━━━ Records to process ━━━
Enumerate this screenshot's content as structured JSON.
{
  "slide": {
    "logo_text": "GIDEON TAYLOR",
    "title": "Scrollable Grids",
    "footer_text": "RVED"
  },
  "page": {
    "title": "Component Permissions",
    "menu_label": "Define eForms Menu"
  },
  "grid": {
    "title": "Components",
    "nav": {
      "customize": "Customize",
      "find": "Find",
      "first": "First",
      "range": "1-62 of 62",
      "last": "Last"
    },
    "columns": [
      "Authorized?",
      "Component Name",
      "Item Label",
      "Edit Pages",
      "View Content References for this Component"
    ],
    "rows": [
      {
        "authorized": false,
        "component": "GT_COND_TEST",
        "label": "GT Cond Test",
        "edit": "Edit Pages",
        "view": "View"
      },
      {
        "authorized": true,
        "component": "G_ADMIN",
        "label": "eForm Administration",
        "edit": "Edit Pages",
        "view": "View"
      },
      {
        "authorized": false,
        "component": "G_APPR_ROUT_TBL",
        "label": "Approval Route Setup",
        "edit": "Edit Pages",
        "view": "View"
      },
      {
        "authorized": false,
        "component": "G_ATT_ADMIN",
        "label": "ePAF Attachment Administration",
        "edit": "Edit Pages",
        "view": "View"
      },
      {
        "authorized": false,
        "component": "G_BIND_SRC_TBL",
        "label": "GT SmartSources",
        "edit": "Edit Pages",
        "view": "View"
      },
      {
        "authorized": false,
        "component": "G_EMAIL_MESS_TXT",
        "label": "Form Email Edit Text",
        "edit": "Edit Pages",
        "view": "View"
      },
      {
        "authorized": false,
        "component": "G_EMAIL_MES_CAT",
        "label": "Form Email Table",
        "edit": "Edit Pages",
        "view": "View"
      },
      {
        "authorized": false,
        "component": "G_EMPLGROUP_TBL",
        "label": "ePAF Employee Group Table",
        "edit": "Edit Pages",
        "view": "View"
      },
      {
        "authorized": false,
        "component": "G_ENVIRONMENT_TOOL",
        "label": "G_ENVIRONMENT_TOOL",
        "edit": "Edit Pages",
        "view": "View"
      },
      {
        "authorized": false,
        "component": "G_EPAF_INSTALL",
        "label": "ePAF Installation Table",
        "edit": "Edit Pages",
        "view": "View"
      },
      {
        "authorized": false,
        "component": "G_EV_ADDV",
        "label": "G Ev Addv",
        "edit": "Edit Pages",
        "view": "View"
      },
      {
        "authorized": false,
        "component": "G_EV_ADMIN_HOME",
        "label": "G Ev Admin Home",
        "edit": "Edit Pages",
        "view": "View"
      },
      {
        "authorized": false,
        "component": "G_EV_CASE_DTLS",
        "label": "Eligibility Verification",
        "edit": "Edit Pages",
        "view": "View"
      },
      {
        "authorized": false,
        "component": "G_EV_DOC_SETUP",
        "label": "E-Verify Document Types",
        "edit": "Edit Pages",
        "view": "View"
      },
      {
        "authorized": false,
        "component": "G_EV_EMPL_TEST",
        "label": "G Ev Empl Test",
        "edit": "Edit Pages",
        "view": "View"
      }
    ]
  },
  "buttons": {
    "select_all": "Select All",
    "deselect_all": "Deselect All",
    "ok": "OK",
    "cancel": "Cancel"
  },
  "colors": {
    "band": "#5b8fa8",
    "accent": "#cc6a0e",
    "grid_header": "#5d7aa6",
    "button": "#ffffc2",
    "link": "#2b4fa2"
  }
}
━━━
■ Problem requirements ■
Output every line above without altering anything.

■ Response to this exercise ■
Enumerate this screenshot's content as structured JSON.
{
  "slide": {
    "logo_text": "GIDEON TAYLOR",
    "title": "Scrollable Grids",
    "footer_text": "RVED"
  },
  "page": {
    "title": "Component Permissions",
    "menu_label": "Define eForms Menu"
  },
  "grid": {
    "title": "Components",
    "nav": {
      "customize": "Customize",
      "find": "Find",
      "first": "First",
      "range": "1-62 of 62",
      "last": "Last"
    },
    "columns": [
      "Authorized?",
      "Component Name",
      "Item Label",
      "Edit Pages",
      "View Content References for this Component"
    ],
    "rows": [
      {
        "authorized": false,
        "component": "GT_COND_TEST",
        "label": "GT Cond Test",
        "edit": "Edit Pages",
        "view": "View"
      },
      {
        "authorized": true,
        "component": "G_ADMIN",
        "label": "eForm Administration",
        "edit": "Edit Pages",
        "view": "View"
      },
      {
        "authorized": false,
        "component": "G_APPR_ROUT_TBL",
        "label": "Approval Route Setup",
        "edit": "Edit Pages",
        "view": "View"
      },
      {
        "authorized": false,
        "component": "G_ATT_ADMIN",
        "label": "ePAF Attachment Administration",
        "edit": "Edit Pages",
        "view": "View"
      },
      {
        "authorized": false,
        "component": "G_BIND_SRC_TBL",
        "label": "GT SmartSources",
        "edit": "Edit Pages",
        "view": "View"
      },
      {
        "authorized": false,
        "component": "G_EMAIL_MESS_TXT",
        "label": "Form Email Edit Text",
        "edit": "Edit Pages",
        "view": "View"
      },
      {
        "authorized": false,
        "component": "G_EMAIL_MES_CAT",
        "label": "Form Email Table",
        "edit": "Edit Pages",
        "view": "View"
      },
      {
        "authorized": false,
        "component": "G_EMPLGROUP_TBL",
        "label": "ePAF Employee Group Table",
        "edit": "Edit Pages",
        "view": "View"
      },
      {
        "authorized": false,
        "component": "G_ENVIRONMENT_TOOL",
        "label": "G_ENVIRONMENT_TOOL",
        "edit": "Edit Pages",
        "view": "View"
      },
      {
        "authorized": false,
        "component": "G_EPAF_INSTALL",
        "label": "ePAF Installation Table",
        "edit": "Edit Pages",
        "view": "View"
      },
      {
        "authorized": false,
        "component": "G_EV_ADDV",
        "label": "G Ev Addv",
        "edit": "Edit Pages",
        "view": "View"
      },
      {
        "authorized": false,
        "component": "G_EV_ADMIN_HOME",
        "label": "G Ev Admin Home",
        "edit": "Edit Pages",
        "view": "View"
      },
      {
        "authorized": false,
        "component": "G_EV_CASE_DTLS",
        "label": "Eligibility Verification",
        "edit": "Edit Pages",
        "view": "View"
      },
      {
        "authorized": false,
        "component": "G_EV_DOC_SETUP",
        "label": "E-Verify Document Types",
        "edit": "Edit Pages",
        "view": "View"
      },
      {
        "authorized": false,
        "component": "G_EV_EMPL_TEST",
        "label": "G Ev Empl Test",
        "edit": "Edit Pages",
        "view": "View"
      }
    ]
  },
  "buttons": {
    "select_all": "Select All",
    "deselect_all": "Deselect All",
    "ok": "OK",
    "cancel": "Cancel"
  },
  "colors": {
    "band": "#5b8fa8",
    "accent": "#cc6a0e",
    "grid_header": "#5d7aa6",
    "button": "#ffffc2",
    "link": "#2b4fa2"
  }
}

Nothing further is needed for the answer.